### What you should do
Report every line below that holds the word "chevron".

(Collected data entries)
^^^^^^^^

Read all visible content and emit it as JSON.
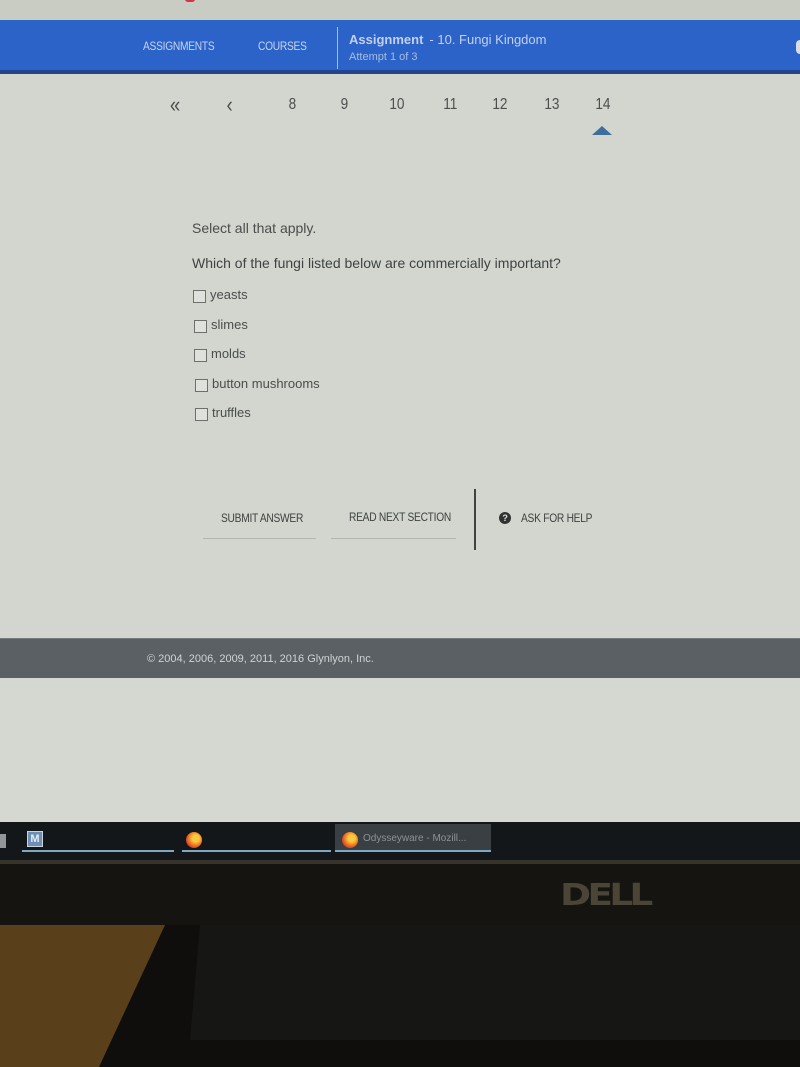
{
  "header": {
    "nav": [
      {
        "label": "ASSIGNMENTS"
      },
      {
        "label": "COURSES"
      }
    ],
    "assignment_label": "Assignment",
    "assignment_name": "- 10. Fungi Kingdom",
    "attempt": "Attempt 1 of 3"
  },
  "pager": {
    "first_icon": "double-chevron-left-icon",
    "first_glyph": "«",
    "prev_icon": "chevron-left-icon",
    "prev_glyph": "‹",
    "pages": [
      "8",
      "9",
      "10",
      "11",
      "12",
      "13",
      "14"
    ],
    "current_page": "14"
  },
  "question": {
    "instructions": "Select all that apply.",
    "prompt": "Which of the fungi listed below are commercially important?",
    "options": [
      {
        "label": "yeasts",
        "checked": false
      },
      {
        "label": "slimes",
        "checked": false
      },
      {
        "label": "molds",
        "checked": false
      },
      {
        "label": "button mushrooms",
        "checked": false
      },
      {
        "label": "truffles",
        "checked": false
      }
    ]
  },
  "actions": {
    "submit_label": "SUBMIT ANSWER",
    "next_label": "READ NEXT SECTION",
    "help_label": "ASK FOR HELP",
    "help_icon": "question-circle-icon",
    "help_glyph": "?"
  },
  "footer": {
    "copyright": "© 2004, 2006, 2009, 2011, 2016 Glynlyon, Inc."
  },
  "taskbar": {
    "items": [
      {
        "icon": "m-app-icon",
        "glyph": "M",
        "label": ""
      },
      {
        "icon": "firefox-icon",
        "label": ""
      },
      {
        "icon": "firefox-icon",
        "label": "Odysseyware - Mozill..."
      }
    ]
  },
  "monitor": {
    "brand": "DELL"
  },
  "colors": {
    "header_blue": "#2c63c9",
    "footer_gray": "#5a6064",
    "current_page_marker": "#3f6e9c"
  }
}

^^^^^^^^

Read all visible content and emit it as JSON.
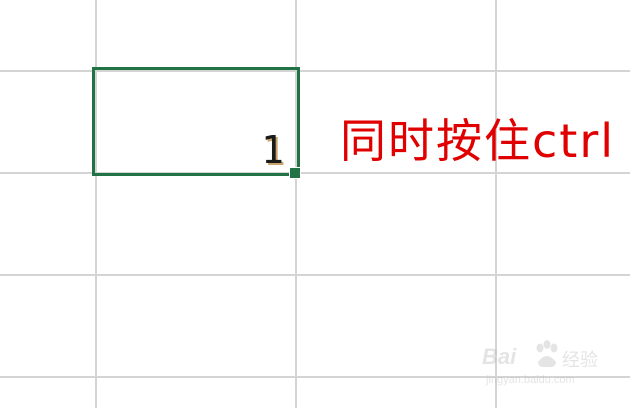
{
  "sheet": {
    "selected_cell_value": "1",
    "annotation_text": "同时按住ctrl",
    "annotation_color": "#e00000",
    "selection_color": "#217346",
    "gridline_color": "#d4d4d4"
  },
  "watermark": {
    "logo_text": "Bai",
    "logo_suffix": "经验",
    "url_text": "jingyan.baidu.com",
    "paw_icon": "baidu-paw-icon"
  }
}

^^^^^^^^

### Solution to the problem
    "first_icon": "double-chevron-left-icon",
    "prev_icon": "chevron-left-icon",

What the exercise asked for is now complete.